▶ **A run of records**

++++++++++

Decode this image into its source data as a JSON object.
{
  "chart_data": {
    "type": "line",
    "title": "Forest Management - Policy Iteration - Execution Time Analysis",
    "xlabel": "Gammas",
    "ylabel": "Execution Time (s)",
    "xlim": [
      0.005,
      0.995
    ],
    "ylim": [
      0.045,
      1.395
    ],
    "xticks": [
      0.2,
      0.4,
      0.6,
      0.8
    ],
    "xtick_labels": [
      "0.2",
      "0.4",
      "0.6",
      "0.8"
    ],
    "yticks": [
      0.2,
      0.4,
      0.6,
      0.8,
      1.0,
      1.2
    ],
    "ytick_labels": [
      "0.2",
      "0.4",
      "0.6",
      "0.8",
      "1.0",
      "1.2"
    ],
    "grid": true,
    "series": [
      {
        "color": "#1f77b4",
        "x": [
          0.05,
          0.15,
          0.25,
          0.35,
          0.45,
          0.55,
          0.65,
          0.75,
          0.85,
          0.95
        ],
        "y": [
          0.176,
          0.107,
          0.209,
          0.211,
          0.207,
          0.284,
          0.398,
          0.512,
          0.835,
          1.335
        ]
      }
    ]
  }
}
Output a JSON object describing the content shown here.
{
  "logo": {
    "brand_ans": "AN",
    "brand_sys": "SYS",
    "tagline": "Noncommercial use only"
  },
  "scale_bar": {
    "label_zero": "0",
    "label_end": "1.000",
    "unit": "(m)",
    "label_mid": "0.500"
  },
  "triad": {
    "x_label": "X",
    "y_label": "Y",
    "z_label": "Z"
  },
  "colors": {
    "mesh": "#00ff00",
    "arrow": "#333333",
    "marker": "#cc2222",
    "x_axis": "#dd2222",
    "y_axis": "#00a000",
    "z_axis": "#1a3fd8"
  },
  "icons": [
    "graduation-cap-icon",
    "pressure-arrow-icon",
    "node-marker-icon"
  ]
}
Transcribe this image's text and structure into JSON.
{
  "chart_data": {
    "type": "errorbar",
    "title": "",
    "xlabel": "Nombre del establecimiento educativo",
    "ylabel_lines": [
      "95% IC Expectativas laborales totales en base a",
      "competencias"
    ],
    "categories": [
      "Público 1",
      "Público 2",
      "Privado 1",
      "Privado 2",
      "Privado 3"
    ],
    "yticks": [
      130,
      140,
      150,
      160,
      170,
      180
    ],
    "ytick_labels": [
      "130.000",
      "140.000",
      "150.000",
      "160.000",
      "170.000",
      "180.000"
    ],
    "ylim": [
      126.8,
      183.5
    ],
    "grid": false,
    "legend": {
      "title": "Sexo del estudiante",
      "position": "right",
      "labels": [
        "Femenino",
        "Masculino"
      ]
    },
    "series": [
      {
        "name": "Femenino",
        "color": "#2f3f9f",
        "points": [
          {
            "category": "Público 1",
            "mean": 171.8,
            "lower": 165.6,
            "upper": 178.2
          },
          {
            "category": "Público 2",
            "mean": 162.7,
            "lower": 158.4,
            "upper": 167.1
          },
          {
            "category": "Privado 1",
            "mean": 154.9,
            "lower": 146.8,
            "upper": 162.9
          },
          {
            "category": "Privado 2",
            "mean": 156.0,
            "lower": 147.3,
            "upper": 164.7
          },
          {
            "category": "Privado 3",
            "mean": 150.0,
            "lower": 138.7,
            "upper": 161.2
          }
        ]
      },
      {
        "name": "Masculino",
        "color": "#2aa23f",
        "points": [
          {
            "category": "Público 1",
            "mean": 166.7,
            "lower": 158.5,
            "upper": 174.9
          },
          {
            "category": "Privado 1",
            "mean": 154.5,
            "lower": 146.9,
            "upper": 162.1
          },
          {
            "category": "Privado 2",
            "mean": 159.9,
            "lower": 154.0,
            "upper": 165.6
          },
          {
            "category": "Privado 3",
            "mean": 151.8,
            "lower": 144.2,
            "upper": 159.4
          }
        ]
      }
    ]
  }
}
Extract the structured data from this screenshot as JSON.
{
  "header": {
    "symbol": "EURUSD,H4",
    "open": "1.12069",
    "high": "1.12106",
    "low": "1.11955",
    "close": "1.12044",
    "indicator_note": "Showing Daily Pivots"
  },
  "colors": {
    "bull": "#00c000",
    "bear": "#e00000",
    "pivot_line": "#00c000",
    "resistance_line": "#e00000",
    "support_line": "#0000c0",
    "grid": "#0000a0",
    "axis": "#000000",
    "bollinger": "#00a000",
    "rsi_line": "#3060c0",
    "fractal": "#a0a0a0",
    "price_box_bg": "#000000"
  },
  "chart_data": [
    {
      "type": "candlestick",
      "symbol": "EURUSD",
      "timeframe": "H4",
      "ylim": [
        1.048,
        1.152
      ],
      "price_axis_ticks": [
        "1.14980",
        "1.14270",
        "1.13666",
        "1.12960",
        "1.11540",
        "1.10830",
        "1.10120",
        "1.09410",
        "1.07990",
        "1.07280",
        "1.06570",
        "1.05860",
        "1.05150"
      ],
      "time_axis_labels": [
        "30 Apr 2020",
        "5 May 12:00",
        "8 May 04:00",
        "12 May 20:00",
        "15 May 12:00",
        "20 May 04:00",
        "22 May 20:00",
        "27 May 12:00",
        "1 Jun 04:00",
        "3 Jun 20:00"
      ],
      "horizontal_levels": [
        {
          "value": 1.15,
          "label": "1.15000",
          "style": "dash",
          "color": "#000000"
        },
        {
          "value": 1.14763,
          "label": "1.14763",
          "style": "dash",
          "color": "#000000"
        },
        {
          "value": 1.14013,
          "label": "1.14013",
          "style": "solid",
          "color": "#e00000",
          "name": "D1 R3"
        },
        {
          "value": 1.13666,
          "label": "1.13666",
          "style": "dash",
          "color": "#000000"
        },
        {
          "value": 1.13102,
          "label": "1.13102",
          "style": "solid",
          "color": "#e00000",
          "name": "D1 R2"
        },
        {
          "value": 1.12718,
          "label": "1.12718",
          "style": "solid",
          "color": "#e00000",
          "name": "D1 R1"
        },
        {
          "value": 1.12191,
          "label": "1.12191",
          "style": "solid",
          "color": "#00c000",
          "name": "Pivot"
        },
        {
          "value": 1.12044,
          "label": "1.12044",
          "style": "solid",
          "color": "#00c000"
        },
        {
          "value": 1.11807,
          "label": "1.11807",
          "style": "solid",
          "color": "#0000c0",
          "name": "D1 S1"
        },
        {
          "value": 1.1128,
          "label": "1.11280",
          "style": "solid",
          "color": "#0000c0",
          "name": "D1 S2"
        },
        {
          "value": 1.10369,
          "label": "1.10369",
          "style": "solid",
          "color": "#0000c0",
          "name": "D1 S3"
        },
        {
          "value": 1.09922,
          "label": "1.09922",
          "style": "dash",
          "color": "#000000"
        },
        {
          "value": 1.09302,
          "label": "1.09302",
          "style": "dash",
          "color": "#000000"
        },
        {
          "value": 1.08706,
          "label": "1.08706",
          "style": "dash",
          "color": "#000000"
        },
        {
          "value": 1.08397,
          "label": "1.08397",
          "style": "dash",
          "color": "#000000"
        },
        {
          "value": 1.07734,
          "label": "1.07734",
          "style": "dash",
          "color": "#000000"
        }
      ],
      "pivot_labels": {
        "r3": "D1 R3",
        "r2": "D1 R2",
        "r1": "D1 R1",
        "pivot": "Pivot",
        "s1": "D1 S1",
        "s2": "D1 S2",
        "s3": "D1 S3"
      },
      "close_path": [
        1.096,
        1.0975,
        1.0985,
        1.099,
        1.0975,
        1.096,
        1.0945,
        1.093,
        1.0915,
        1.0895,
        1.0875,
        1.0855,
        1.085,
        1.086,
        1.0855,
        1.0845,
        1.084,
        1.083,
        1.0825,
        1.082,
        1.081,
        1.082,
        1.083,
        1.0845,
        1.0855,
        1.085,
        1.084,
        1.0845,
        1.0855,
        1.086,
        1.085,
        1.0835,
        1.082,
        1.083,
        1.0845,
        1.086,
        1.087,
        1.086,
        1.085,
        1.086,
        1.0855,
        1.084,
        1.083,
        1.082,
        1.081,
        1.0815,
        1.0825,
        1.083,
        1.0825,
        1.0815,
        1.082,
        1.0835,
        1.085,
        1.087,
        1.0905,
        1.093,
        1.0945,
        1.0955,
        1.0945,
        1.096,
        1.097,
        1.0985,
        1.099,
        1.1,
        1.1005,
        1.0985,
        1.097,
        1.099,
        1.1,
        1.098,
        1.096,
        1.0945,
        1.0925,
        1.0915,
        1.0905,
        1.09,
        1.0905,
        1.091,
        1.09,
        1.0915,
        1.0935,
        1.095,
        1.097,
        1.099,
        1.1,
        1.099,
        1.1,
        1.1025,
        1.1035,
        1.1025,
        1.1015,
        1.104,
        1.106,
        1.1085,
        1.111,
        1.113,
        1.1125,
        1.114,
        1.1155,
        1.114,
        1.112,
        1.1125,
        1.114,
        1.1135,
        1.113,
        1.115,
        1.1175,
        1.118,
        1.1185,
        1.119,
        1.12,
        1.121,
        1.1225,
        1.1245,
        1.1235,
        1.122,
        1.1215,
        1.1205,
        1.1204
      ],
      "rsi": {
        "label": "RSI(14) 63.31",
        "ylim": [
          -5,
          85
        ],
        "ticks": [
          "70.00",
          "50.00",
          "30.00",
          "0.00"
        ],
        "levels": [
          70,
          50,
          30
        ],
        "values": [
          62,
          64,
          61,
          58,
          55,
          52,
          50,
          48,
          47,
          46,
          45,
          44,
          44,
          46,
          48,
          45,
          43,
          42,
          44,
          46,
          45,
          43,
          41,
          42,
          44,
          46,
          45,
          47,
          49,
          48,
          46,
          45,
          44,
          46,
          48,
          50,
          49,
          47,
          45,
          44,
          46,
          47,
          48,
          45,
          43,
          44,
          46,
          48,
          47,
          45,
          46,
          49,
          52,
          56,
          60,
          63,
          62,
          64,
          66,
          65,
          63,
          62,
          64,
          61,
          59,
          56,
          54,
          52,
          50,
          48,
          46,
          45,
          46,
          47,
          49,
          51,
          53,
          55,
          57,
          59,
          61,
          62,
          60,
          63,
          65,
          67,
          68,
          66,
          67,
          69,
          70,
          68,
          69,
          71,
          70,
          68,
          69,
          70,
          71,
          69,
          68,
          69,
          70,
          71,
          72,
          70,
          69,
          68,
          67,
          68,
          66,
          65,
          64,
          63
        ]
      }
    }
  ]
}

++++++++++

▶ **Directions for this task**
Lines holding the word "into" in the entries above are the ones to pull out. Copy them all.

▶ **Result**
Decode this image into its source data as a JSON object.
Transcribe this image's text and structure into JSON.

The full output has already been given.